● What to work on: Read through the entries below and return each line with the word "distance".

● Working data:
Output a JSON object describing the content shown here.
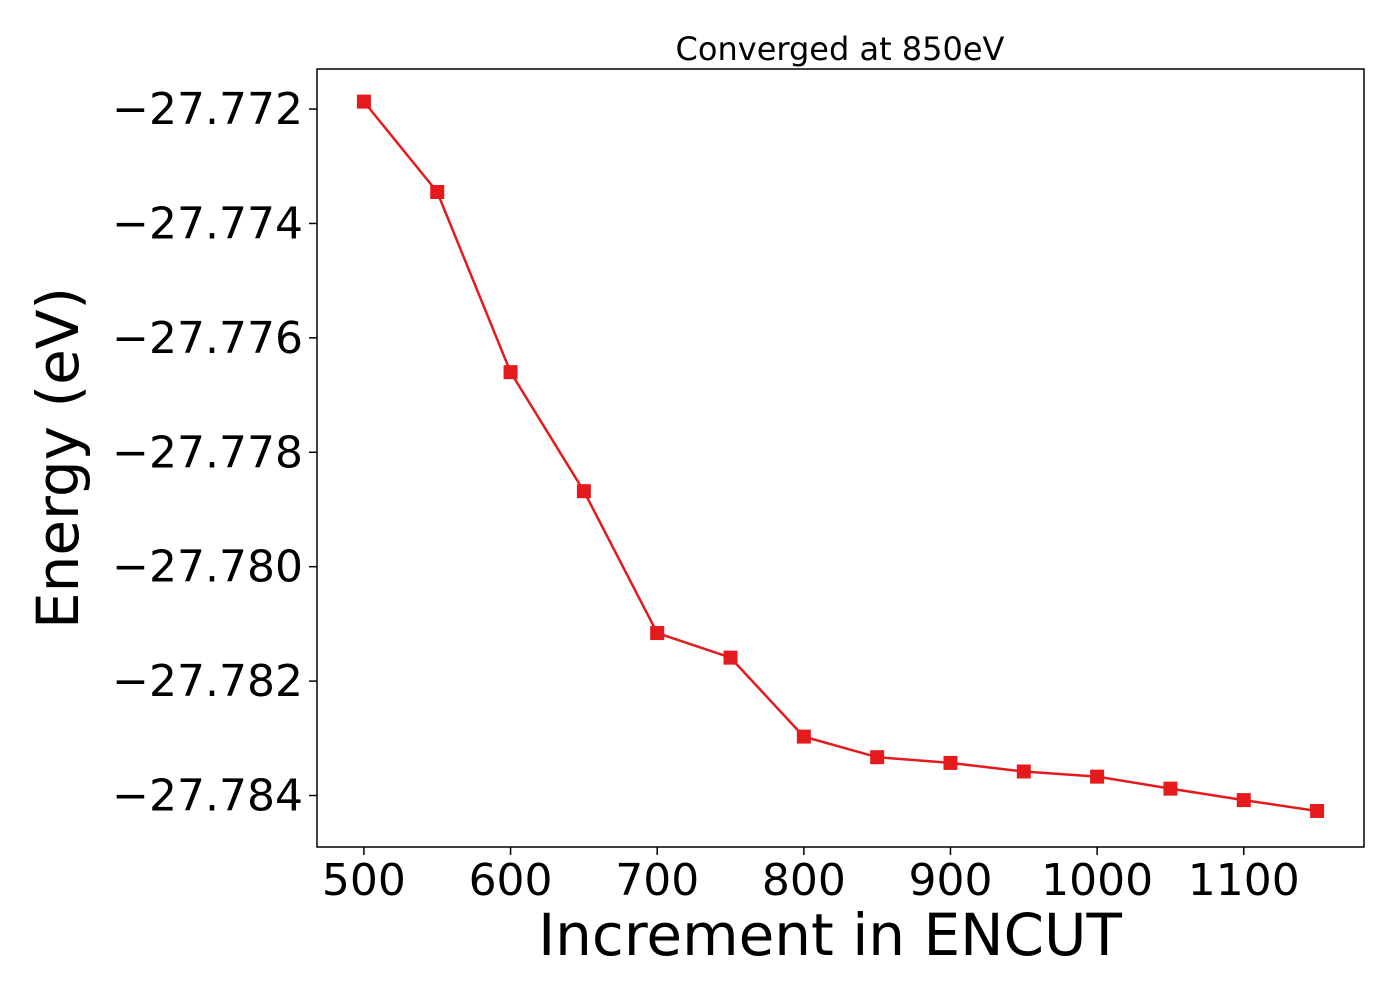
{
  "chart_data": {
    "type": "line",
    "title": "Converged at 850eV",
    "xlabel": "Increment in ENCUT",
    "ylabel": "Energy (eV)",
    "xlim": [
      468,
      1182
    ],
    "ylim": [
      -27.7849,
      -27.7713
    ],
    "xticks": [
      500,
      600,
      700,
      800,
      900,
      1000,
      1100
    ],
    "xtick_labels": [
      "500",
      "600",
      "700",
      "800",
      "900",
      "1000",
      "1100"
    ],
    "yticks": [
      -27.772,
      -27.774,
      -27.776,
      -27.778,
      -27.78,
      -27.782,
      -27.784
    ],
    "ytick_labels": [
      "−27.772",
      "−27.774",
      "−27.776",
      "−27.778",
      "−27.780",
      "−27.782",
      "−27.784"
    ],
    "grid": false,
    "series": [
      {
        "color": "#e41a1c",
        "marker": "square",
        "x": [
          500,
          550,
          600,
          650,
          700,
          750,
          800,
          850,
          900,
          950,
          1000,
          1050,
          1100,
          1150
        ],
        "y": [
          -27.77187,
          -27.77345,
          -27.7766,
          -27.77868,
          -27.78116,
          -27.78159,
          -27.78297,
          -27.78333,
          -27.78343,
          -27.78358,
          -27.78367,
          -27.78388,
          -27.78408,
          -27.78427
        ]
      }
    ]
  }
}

...

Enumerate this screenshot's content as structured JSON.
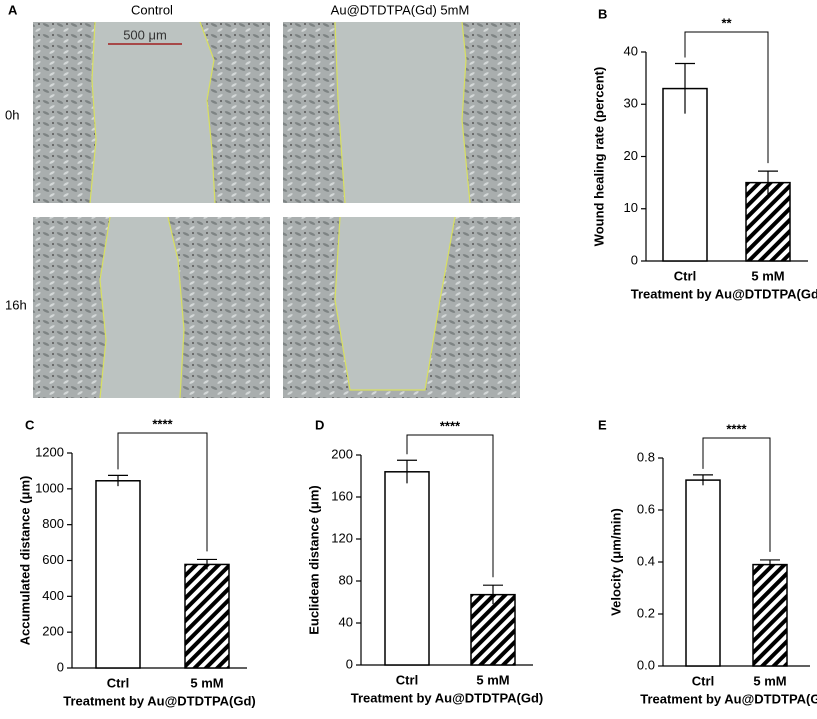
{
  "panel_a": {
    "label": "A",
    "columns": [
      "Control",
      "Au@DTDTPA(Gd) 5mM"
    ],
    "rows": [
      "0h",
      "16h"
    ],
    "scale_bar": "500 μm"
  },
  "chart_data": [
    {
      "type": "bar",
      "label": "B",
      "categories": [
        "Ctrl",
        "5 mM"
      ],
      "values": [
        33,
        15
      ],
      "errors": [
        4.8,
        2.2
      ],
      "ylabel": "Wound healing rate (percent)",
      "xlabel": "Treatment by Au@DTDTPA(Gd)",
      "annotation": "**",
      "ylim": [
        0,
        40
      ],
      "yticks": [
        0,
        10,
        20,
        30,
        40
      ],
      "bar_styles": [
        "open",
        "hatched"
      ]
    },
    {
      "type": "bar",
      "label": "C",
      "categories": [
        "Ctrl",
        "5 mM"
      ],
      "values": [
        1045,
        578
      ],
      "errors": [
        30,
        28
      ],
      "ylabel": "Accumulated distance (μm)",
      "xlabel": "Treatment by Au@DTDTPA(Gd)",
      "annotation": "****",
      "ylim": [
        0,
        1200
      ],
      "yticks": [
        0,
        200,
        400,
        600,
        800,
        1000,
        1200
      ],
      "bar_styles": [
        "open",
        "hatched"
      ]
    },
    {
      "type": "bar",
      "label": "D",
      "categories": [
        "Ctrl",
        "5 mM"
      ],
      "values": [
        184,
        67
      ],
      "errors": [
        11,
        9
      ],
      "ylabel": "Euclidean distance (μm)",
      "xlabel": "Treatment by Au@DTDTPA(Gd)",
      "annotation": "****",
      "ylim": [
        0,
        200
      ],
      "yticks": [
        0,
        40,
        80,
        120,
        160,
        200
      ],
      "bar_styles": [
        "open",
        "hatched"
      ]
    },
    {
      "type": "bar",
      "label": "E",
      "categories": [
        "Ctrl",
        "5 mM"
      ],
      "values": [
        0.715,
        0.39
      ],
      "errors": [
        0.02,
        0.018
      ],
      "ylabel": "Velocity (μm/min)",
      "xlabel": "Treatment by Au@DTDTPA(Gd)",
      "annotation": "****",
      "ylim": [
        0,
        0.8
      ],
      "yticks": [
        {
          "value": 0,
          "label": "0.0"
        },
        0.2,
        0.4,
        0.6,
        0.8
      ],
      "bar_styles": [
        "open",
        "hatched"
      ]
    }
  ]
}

● Complete response:
      "ylabel": "Accumulated distance (μm)",
      "ylabel": "Euclidean distance (μm)",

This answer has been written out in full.